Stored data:
┌────────
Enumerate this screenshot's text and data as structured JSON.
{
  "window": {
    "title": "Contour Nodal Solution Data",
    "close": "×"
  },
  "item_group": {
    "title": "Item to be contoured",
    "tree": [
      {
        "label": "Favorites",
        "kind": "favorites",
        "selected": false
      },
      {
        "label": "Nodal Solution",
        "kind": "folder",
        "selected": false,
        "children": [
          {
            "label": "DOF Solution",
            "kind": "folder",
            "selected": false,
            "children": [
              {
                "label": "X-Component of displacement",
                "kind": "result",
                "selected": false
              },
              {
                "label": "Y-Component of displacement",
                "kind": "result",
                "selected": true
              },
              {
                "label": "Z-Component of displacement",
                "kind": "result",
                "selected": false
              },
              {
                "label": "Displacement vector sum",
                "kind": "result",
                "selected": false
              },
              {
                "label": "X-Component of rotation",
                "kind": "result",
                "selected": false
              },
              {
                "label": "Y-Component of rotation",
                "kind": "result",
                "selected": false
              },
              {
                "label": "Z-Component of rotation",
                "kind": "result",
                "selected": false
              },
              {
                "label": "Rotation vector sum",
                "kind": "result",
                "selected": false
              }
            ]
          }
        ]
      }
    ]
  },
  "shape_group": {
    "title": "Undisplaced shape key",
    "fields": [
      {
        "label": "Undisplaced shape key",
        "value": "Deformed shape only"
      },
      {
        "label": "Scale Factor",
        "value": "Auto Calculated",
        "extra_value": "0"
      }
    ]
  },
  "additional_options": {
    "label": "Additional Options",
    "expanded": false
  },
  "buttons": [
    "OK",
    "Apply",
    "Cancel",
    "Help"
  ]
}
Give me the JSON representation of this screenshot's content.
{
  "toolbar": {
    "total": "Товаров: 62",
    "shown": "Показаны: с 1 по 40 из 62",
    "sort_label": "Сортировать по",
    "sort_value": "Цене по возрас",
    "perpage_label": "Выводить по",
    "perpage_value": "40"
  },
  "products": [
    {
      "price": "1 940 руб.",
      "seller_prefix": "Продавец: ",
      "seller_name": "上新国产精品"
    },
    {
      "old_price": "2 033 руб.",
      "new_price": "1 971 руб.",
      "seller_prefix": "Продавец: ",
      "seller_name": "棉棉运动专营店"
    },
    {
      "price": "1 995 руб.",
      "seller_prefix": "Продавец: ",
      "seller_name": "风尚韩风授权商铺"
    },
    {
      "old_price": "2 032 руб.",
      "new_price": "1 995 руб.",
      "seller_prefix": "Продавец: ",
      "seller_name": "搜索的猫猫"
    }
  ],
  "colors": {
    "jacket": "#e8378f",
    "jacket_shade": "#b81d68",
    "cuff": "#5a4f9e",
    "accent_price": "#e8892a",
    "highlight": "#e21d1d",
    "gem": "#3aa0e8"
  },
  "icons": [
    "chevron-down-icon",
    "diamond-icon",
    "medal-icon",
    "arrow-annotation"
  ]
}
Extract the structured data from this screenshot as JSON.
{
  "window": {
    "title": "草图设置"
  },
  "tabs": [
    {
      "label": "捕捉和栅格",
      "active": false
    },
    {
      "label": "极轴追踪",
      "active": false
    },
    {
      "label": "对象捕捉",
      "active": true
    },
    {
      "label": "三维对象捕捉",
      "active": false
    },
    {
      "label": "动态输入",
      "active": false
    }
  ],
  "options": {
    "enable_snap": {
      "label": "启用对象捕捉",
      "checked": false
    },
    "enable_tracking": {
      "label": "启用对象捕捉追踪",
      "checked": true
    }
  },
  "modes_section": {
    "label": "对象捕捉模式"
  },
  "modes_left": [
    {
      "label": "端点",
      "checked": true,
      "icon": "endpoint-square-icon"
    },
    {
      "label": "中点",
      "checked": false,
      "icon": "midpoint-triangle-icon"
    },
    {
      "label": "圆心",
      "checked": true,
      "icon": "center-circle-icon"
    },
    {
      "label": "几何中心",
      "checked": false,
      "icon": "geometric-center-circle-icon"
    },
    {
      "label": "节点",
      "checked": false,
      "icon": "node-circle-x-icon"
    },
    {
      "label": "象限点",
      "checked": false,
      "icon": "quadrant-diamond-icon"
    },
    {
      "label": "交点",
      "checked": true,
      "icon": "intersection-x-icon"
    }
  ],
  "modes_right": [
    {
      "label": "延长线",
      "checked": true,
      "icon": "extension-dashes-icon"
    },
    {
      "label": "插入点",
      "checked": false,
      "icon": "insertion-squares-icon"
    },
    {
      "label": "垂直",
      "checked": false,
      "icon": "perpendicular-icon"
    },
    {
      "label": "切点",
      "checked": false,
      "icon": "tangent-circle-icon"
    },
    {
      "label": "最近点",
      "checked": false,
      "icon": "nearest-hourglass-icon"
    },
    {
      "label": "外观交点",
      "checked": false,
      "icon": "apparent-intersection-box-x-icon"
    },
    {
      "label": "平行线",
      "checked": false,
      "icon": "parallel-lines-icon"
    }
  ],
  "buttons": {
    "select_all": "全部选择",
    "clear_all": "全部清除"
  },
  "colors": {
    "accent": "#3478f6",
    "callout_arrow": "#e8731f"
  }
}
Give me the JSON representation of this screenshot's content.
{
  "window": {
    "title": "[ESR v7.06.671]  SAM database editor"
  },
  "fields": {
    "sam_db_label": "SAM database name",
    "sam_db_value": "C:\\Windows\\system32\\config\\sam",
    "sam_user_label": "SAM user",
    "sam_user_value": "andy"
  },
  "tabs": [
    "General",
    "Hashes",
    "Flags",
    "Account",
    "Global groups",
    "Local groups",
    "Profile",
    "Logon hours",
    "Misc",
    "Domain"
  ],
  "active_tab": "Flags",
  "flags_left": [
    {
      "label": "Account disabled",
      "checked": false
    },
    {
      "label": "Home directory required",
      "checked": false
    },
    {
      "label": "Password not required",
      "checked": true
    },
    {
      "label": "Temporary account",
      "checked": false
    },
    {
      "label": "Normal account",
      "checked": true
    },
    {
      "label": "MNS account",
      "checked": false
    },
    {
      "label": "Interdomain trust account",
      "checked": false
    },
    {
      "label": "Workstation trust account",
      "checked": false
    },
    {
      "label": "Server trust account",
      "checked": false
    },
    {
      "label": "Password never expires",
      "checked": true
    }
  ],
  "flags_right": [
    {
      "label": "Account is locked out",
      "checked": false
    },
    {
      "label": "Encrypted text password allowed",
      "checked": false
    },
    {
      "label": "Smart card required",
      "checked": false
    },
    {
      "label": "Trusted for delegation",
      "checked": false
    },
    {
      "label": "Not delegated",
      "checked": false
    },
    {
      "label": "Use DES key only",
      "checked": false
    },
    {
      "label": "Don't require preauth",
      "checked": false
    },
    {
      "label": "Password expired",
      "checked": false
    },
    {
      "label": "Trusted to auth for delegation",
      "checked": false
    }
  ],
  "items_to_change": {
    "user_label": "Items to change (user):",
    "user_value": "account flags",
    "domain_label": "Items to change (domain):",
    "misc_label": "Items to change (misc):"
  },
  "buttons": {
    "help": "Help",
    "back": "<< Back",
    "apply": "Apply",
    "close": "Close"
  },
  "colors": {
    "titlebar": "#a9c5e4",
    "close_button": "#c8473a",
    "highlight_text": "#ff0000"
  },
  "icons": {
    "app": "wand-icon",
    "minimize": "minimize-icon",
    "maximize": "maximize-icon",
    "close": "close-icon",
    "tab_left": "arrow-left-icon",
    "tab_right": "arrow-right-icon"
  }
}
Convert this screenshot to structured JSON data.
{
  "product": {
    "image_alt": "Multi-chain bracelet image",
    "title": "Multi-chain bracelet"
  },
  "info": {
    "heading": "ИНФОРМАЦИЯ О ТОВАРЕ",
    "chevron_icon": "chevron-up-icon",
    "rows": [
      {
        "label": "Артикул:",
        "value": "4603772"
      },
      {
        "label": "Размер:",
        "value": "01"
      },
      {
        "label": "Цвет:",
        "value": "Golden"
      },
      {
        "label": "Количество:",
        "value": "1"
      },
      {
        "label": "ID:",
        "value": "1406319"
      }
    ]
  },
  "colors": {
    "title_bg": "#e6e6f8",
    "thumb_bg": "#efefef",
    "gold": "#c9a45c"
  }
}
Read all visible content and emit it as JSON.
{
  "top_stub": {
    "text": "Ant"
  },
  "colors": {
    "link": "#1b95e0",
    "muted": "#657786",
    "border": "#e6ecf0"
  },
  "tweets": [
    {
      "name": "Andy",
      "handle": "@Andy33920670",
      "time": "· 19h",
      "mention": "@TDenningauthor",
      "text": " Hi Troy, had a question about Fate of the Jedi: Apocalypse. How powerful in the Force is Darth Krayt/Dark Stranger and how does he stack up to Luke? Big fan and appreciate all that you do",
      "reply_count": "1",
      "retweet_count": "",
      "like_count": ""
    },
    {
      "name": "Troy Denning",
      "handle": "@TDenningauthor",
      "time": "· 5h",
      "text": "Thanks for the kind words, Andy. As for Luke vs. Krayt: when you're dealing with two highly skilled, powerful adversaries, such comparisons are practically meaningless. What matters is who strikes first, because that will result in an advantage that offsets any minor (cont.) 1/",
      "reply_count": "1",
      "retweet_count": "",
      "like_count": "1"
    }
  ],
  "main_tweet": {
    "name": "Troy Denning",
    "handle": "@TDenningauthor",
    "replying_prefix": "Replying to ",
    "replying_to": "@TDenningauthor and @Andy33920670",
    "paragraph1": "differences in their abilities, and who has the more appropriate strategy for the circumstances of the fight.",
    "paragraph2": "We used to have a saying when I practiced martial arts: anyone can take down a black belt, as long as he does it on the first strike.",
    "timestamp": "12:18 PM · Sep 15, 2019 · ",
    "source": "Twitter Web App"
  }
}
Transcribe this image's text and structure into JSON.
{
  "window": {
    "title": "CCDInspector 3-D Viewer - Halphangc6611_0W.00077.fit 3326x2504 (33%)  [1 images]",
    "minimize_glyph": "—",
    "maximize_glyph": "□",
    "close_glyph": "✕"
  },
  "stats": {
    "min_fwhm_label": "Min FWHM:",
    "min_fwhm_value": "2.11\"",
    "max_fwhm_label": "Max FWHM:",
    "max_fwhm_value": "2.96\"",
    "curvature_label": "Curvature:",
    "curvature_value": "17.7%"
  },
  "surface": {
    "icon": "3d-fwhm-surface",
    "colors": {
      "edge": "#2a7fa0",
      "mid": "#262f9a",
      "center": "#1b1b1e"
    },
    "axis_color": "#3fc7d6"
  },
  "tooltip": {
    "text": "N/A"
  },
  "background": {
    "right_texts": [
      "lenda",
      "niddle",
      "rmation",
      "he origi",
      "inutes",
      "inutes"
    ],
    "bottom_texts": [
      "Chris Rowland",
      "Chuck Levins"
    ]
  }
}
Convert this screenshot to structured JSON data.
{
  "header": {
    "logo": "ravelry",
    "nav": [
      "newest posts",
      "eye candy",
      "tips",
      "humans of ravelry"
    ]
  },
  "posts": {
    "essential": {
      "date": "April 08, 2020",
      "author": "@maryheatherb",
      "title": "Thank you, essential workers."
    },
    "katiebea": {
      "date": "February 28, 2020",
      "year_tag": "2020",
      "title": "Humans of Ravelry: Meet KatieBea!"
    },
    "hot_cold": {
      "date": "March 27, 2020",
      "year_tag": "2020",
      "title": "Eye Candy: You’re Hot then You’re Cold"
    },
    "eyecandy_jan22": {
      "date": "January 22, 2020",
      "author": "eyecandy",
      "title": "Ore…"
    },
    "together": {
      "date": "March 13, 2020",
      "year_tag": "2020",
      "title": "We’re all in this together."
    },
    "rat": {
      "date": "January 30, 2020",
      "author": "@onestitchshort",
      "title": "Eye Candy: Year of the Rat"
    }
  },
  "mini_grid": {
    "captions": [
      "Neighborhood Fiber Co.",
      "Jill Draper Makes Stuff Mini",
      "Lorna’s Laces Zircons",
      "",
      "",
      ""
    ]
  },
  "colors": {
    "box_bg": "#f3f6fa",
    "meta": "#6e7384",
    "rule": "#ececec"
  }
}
└────────
**Stated exercise:**
Locate the lines above that hold the word "only". Show every one of them.

**Worked answer:**
        "value": "Deformed shape only"
      "label": "Use DES key only",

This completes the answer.